_Description of the task_: Repeat every entry word for word; omit all pictures.

_Stored data_:
^^^^^^^^^^^^^^^^

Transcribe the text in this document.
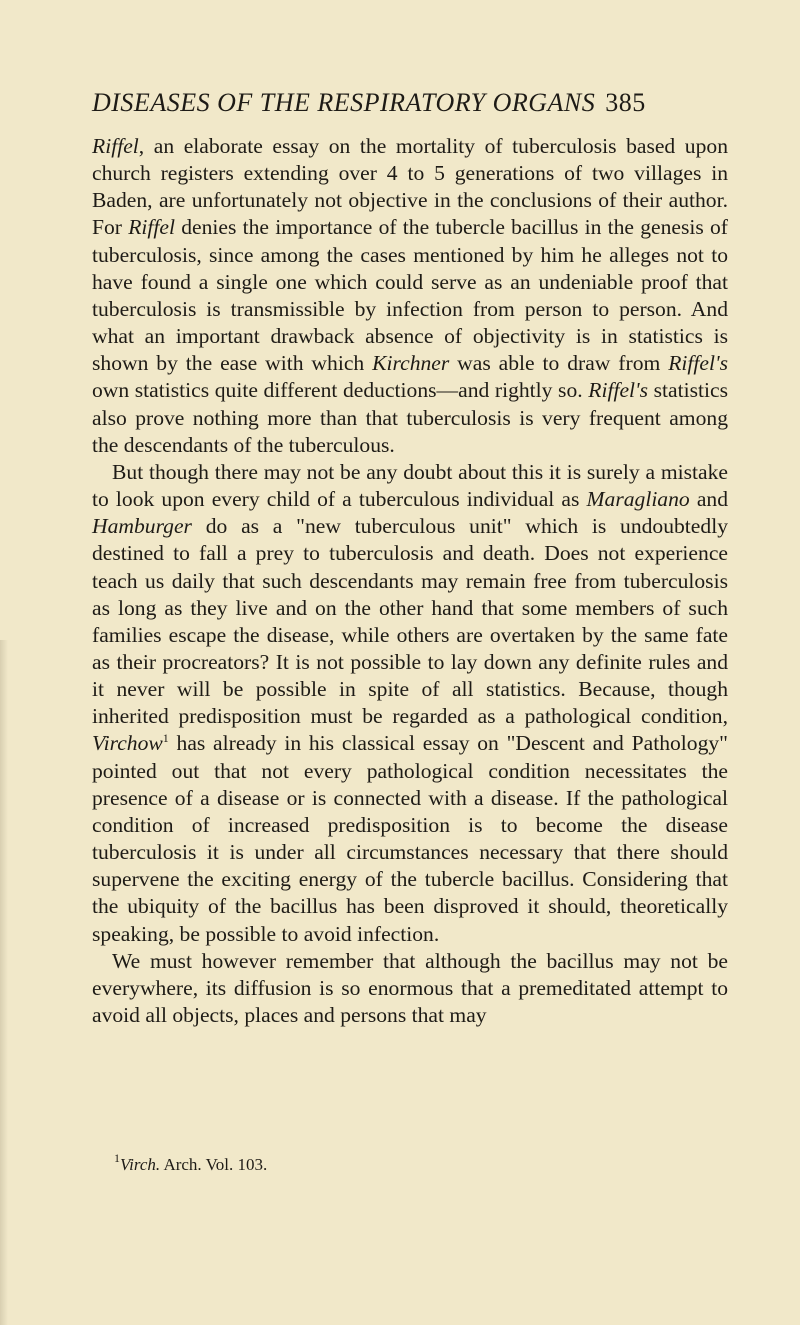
DISEASES OF THE RESPIRATORY ORGANS 385

Riffel, an elaborate essay on the mortality of tuberculosis based upon church registers extending over 4 to 5 generations of two villages in Baden, are unfortunately not objective in the conclusions of their author. For Riffel denies the importance of the tubercle bacillus in the genesis of tuberculosis, since among the cases mentioned by him he alleges not to have found a single one which could serve as an undeniable proof that tuberculosis is transmissible by infection from person to person. And what an important drawback absence of objectivity is in statistics is shown by the ease with which Kirchner was able to draw from Riffel's own statistics quite different deductions—and rightly so. Riffel's statistics also prove nothing more than that tuberculosis is very frequent among the descendants of the tuberculous.

But though there may not be any doubt about this it is surely a mistake to look upon every child of a tuberculous individual as Maragliano and Hamburger do as a "new tuberculous unit" which is undoubtedly destined to fall a prey to tuberculosis and death. Does not experience teach us daily that such descendants may remain free from tuberculosis as long as they live and on the other hand that some members of such families escape the disease, while others are overtaken by the same fate as their procreators? It is not possible to lay down any definite rules and it never will be possible in spite of all statistics. Because, though inherited predisposition must be regarded as a pathological condition, Virchow$^1$ has already in his classical essay on "Descent and Pathology" pointed out that not every pathological condition necessitates the presence of a disease or is connected with a disease. If the pathological condition of increased predisposition is to become the disease tuberculosis it is under all circumstances necessary that there should supervene the exciting energy of the tubercle bacillus. Considering that the ubiquity of the bacillus has been disproved it should, theoretically speaking, be possible to avoid infection.

We must however remember that although the bacillus may not be everywhere, its diffusion is so enormous that a premeditated attempt to avoid all objects, places and persons that may

$^1$Virch. Arch. Vol. 103.
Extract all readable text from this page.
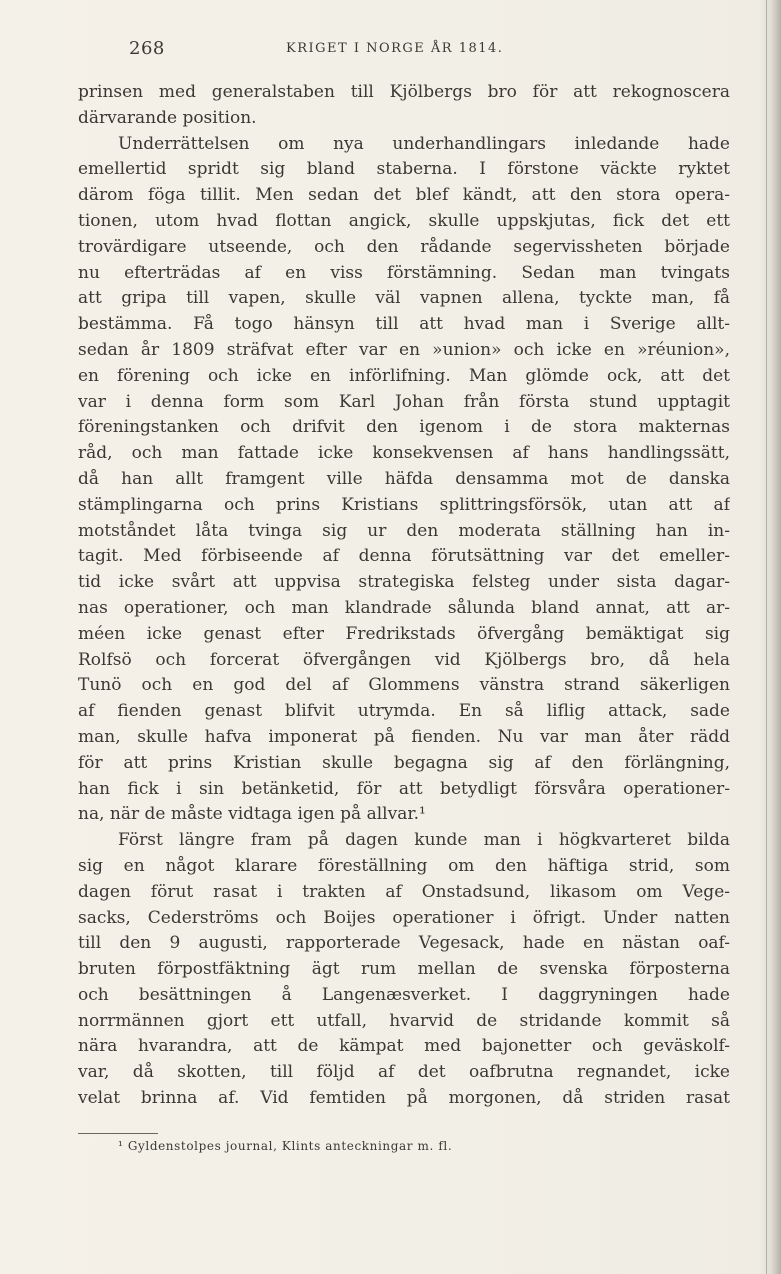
268	KRIGET I NORGE ÅR 1814.
prinsen med generalstaben till Kjölbergs bro för att rekognoscera
därvarande position.
Underrättelsen om nya underhandlingars inledande hade
emellertid spridt sig bland staberna. I förstone väckte ryktet
därom föga tillit. Men sedan det blef kändt, att den stora opera-
tionen, utom hvad flottan angick, skulle uppskjutas, fick det ett
trovärdigare utseende, och den rådande segervissheten började
nu efterträdas af en viss förstämning. Sedan man tvingats
att gripa till vapen, skulle väl vapnen allena, tyckte man, få
bestämma. Få togo hänsyn till att hvad man i Sverige allt-
sedan år 1809 sträfvat efter var en »union» och icke en »réunion»,
en förening och icke en införlifning. Man glömde ock, att det
var i denna form som Karl Johan från första stund upptagit
föreningstanken och drifvit den igenom i de stora makternas
råd, och man fattade icke konsekvensen af hans handlingssätt,
då han allt framgent ville häfda densamma mot de danska
stämplingarna och prins Kristians splittringsförsök, utan att af
motståndet låta tvinga sig ur den moderata ställning han in-
tagit. Med förbiseende af denna förutsättning var det emeller-
tid icke svårt att uppvisa strategiska felsteg under sista dagar-
nas operationer, och man klandrade sålunda bland annat, att ar-
méen icke genast efter Fredrikstads öfvergång bemäktigat sig
Rolfsö och forcerat öfvergången vid Kjölbergs bro, då hela
Tunö och en god del af Glommens vänstra strand säkerligen
af fienden genast blifvit utrymda. En så liflig attack, sade
man, skulle hafva imponerat på fienden. Nu var man åter rädd
för att prins Kristian skulle begagna sig af den förlängning,
han fick i sin betänketid, för att betydligt försvåra operationer-
na, när de måste vidtaga igen på allvar.¹
Först längre fram på dagen kunde man i högkvarteret bilda
sig en något klarare föreställning om den häftiga strid, som
dagen förut rasat i trakten af Onstadsund, likasom om Vege-
sacks, Cederströms och Boijes operationer i öfrigt. Under natten
till den 9 augusti, rapporterade Vegesack, hade en nästan oaf-
bruten förpostfäktning ägt rum mellan de svenska förposterna
och besättningen å Langenæsverket. I daggryningen hade
norrmännen gjort ett utfall, hvarvid de stridande kommit så
nära hvarandra, att de kämpat med bajonetter och geväskolf-
var, då skotten, till följd af det oafbrutna regnandet, icke
velat brinna af. Vid femtiden på morgonen, då striden rasat
¹ Gyldenstolpes journal, Klints anteckningar m. fl.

^^^^^^^^^^^^^^^^

_Response_:
Transcribe the text in this document.
DISEASES OF THE RESPIRATORY ORGANS 385

Riffel, an elaborate essay on the mortality of tuberculosis based upon church registers extending over 4 to 5 generations of two villages in Baden, are unfortunately not objective in the conclusions of their author. For Riffel denies the importance of the tubercle bacillus in the genesis of tuberculosis, since among the cases mentioned by him he alleges not to have found a single one which could serve as an undeniable proof that tuberculosis is transmissible by infection from person to person. And what an important drawback absence of objectivity is in statistics is shown by the ease with which Kirchner was able to draw from Riffel's own statistics quite different deductions—and rightly so. Riffel's statistics also prove nothing more than that tuberculosis is very frequent among the descendants of the tuberculous.

But though there may not be any doubt about this it is surely a mistake to look upon every child of a tuberculous individual as Maragliano and Hamburger do as a "new tuberculous unit" which is undoubtedly destined to fall a prey to tuberculosis and death. Does not experience teach us daily that such descendants may remain free from tuberculosis as long as they live and on the other hand that some members of such families escape the disease, while others are overtaken by the same fate as their procreators? It is not possible to lay down any definite rules and it never will be possible in spite of all statistics. Because, though inherited predisposition must be regarded as a pathological condition, Virchow$^1$ has already in his classical essay on "Descent and Pathology" pointed out that not every pathological condition necessitates the presence of a disease or is connected with a disease. If the pathological condition of increased predisposition is to become the disease tuberculosis it is under all circumstances necessary that there should supervene the exciting energy of the tubercle bacillus. Considering that the ubiquity of the bacillus has been disproved it should, theoretically speaking, be possible to avoid infection.

We must however remember that although the bacillus may not be everywhere, its diffusion is so enormous that a premeditated attempt to avoid all objects, places and persons that may

$^1$Virch. Arch. Vol. 103.
Extract all readable text from this page.
268	KRIGET I NORGE ÅR 1814.
prinsen med generalstaben till Kjölbergs bro för att rekognoscera
därvarande position.
Underrättelsen om nya underhandlingars inledande hade
emellertid spridt sig bland staberna. I förstone väckte ryktet
därom föga tillit. Men sedan det blef kändt, att den stora opera-
tionen, utom hvad flottan angick, skulle uppskjutas, fick det ett
trovärdigare utseende, och den rådande segervissheten började
nu efterträdas af en viss förstämning. Sedan man tvingats
att gripa till vapen, skulle väl vapnen allena, tyckte man, få
bestämma. Få togo hänsyn till att hvad man i Sverige allt-
sedan år 1809 sträfvat efter var en »union» och icke en »réunion»,
en förening och icke en införlifning. Man glömde ock, att det
var i denna form som Karl Johan från första stund upptagit
föreningstanken och drifvit den igenom i de stora makternas
råd, och man fattade icke konsekvensen af hans handlingssätt,
då han allt framgent ville häfda densamma mot de danska
stämplingarna och prins Kristians splittringsförsök, utan att af
motståndet låta tvinga sig ur den moderata ställning han in-
tagit. Med förbiseende af denna förutsättning var det emeller-
tid icke svårt att uppvisa strategiska felsteg under sista dagar-
nas operationer, och man klandrade sålunda bland annat, att ar-
méen icke genast efter Fredrikstads öfvergång bemäktigat sig
Rolfsö och forcerat öfvergången vid Kjölbergs bro, då hela
Tunö och en god del af Glommens vänstra strand säkerligen
af fienden genast blifvit utrymda. En så liflig attack, sade
man, skulle hafva imponerat på fienden. Nu var man åter rädd
för att prins Kristian skulle begagna sig af den förlängning,
han fick i sin betänketid, för att betydligt försvåra operationer-
na, när de måste vidtaga igen på allvar.¹
Först längre fram på dagen kunde man i högkvarteret bilda
sig en något klarare föreställning om den häftiga strid, som
dagen förut rasat i trakten af Onstadsund, likasom om Vege-
sacks, Cederströms och Boijes operationer i öfrigt. Under natten
till den 9 augusti, rapporterade Vegesack, hade en nästan oaf-
bruten förpostfäktning ägt rum mellan de svenska förposterna
och besättningen å Langenæsverket. I daggryningen hade
norrmännen gjort ett utfall, hvarvid de stridande kommit så
nära hvarandra, att de kämpat med bajonetter och geväskolf-
var, då skotten, till följd af det oafbrutna regnandet, icke
velat brinna af. Vid femtiden på morgonen, då striden rasat
¹ Gyldenstolpes journal, Klints anteckningar m. fl.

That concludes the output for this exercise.